• GIVEN DATA:
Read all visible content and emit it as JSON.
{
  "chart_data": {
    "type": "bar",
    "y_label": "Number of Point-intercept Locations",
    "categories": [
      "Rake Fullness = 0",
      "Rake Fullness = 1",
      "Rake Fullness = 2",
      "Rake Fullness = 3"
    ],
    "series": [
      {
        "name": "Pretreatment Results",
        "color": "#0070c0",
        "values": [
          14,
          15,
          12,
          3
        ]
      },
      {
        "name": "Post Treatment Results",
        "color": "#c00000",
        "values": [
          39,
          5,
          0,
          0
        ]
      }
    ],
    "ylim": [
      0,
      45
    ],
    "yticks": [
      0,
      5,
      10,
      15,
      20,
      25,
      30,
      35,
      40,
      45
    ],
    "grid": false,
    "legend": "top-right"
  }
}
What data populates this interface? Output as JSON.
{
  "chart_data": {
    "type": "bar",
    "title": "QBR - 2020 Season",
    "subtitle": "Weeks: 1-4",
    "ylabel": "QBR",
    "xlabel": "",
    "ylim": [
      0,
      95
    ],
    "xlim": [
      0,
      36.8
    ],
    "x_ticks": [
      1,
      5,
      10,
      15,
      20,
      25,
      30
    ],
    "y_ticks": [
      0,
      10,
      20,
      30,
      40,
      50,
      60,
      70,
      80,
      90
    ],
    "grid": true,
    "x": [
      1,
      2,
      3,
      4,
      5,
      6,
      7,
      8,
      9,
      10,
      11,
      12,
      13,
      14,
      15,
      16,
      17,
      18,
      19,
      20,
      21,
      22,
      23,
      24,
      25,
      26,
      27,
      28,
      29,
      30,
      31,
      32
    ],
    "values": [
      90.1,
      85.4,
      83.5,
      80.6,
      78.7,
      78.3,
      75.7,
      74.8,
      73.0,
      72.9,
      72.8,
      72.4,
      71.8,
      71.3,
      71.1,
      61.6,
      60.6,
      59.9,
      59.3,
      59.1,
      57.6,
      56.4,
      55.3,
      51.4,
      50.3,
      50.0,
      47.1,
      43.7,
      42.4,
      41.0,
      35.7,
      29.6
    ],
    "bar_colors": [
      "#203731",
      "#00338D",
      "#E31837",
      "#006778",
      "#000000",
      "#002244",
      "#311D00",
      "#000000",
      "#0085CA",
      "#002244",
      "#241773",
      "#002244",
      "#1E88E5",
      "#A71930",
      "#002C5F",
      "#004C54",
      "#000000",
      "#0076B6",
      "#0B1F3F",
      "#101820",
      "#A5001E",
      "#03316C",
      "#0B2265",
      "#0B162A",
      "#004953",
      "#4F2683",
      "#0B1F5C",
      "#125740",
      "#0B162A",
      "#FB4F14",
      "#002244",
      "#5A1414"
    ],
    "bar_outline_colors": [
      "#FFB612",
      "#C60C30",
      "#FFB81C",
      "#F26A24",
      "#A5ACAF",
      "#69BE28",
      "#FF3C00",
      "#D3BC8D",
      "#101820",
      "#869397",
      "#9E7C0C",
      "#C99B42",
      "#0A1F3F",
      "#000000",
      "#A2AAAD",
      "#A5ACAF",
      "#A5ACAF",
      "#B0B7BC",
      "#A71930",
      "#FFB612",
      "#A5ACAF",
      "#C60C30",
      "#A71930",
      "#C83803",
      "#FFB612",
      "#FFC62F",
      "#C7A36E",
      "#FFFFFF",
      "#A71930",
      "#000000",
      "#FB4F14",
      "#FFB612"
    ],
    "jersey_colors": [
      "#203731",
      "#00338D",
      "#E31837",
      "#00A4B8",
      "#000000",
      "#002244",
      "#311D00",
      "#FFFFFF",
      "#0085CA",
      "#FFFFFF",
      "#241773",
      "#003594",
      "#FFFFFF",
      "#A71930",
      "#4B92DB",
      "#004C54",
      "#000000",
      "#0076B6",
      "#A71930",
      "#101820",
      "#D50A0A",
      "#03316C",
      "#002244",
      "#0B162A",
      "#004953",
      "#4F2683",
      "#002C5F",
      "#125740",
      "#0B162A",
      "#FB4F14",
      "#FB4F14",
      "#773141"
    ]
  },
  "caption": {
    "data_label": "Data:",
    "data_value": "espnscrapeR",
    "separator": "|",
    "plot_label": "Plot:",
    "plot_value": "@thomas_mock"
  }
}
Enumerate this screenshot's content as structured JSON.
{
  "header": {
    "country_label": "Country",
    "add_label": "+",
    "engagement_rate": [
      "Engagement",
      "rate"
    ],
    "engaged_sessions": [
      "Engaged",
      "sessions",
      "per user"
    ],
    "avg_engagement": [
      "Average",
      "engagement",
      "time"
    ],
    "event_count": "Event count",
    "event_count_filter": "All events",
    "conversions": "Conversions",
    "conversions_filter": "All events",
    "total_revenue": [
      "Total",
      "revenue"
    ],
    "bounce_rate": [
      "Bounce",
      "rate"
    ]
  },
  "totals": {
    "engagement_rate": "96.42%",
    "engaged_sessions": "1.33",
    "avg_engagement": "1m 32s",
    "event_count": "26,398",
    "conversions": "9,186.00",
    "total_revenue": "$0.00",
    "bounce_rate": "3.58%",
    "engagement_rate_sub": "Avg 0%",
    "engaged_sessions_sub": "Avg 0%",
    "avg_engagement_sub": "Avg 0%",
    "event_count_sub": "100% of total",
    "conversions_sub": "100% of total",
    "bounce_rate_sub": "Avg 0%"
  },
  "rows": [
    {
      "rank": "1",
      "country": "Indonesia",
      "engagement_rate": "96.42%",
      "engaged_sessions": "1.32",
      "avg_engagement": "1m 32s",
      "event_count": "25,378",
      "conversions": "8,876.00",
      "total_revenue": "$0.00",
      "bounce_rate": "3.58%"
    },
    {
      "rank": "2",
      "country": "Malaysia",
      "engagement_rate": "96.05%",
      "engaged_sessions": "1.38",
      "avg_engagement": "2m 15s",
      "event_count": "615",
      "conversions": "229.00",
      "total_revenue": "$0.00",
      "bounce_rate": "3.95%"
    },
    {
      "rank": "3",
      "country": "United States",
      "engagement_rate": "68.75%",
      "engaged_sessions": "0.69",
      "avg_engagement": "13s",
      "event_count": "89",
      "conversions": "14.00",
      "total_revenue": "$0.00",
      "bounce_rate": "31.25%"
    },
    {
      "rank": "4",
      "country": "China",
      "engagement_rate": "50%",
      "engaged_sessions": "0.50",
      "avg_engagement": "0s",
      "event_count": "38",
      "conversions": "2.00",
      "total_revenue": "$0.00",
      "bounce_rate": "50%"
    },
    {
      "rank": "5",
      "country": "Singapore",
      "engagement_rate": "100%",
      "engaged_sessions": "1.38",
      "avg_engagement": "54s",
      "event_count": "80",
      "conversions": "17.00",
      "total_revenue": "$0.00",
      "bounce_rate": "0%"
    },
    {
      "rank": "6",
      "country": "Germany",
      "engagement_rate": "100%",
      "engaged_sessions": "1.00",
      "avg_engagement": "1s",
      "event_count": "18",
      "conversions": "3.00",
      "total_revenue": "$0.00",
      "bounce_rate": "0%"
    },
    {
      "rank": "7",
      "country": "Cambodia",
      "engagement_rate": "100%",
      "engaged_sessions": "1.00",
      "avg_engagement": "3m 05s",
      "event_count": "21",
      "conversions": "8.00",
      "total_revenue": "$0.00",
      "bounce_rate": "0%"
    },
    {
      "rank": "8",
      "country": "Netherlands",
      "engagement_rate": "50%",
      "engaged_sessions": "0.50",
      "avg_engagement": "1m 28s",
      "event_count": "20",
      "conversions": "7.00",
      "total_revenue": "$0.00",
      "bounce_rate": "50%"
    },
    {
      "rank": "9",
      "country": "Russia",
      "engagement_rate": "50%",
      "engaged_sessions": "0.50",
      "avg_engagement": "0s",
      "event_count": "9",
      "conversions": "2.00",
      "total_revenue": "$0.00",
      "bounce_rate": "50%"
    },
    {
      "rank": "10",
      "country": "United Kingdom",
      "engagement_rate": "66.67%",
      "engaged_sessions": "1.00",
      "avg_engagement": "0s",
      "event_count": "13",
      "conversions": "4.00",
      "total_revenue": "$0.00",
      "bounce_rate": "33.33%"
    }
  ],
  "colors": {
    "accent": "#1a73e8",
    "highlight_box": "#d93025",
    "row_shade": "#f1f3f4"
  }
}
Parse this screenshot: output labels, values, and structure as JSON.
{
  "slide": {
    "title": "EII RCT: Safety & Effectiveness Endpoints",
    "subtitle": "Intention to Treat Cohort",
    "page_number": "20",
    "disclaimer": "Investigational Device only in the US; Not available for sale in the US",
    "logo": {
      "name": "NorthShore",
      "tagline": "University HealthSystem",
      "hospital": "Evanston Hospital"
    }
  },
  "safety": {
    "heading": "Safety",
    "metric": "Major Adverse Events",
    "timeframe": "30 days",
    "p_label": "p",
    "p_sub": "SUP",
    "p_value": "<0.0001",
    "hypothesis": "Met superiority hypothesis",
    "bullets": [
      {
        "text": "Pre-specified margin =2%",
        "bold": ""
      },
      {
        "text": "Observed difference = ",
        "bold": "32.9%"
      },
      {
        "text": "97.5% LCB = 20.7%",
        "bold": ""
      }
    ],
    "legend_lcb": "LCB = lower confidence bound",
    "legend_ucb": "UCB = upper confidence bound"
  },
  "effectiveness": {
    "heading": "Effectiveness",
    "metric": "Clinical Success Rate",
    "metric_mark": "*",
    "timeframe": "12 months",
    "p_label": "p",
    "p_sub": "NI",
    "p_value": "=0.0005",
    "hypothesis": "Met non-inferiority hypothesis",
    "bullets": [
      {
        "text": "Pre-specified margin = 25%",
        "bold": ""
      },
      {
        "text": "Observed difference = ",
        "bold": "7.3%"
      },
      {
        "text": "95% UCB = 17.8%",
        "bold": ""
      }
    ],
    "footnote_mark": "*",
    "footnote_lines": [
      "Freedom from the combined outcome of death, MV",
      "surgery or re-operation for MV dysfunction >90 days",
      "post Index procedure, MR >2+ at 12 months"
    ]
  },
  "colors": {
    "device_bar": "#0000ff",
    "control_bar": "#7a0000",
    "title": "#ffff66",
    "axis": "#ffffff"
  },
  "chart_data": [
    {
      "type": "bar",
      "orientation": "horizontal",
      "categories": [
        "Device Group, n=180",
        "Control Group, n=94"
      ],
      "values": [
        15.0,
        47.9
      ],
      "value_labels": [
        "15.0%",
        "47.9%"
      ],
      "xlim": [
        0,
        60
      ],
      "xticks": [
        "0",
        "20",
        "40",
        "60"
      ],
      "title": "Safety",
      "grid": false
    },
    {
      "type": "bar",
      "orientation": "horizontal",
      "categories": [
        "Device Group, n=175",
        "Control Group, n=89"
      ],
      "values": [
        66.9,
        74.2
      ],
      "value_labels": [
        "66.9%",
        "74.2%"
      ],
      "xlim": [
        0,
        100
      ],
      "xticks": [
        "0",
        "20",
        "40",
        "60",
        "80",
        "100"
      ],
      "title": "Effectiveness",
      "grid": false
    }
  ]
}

• CHALLENGE:
How many lines in the listing contain "JSON"? Answer with the number alone.

• EXERCISE ANSWER:
4